Task to carry out:
Select from the records below every line that has the word "eljárásrend" in it.

Rows from a figure dataset:

....................

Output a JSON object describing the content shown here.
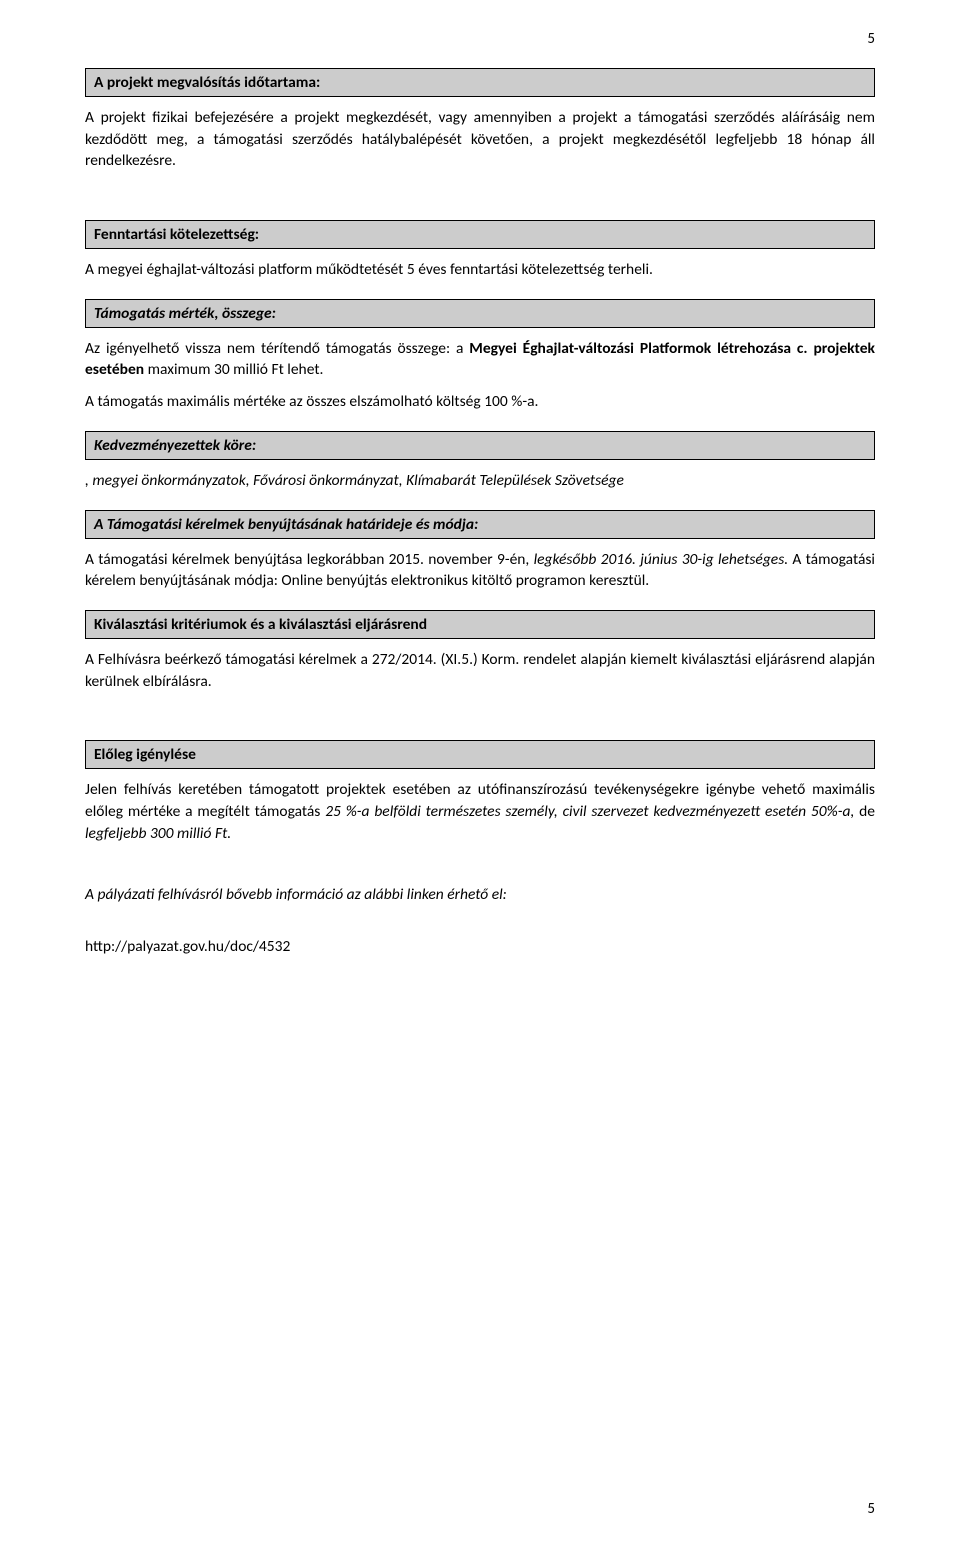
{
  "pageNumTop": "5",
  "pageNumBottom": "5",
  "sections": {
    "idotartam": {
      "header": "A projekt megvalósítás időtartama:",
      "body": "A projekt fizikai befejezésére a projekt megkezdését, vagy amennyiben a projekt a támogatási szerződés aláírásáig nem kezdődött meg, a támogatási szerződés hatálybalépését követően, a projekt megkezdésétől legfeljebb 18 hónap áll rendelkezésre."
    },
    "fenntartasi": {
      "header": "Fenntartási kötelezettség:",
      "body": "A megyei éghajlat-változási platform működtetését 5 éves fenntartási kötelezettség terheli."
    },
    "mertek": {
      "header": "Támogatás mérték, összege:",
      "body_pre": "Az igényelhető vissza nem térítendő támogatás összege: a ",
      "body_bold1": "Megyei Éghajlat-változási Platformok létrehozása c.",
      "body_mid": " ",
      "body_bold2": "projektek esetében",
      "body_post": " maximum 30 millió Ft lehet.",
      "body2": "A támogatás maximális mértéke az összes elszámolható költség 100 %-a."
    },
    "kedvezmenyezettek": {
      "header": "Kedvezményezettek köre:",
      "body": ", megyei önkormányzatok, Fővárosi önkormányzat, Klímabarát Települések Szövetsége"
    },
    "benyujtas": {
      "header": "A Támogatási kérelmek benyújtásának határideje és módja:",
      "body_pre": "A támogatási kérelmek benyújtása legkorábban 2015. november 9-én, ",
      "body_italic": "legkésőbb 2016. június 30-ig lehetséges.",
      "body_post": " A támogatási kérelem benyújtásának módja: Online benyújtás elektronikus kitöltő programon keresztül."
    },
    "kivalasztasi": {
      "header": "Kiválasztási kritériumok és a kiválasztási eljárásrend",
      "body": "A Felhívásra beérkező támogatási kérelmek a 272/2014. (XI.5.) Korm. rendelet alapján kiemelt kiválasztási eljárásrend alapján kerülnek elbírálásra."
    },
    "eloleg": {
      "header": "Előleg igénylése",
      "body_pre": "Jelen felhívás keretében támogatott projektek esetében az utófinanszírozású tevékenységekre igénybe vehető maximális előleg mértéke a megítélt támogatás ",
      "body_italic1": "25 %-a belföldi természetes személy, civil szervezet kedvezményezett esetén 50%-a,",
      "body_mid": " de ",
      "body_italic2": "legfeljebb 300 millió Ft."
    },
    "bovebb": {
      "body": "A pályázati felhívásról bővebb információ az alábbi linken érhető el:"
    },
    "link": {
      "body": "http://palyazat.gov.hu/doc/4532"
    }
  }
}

....................

Response to the task:
      "header": "Kiválasztási kritériumok és a kiválasztási eljárásrend",
      "body": "A Felhívásra beérkező támogatási kérelmek a 272/2014. (XI.5.) Korm. rendelet alapján kiemelt kiválasztási eljárásrend alapján kerülnek elbírálásra."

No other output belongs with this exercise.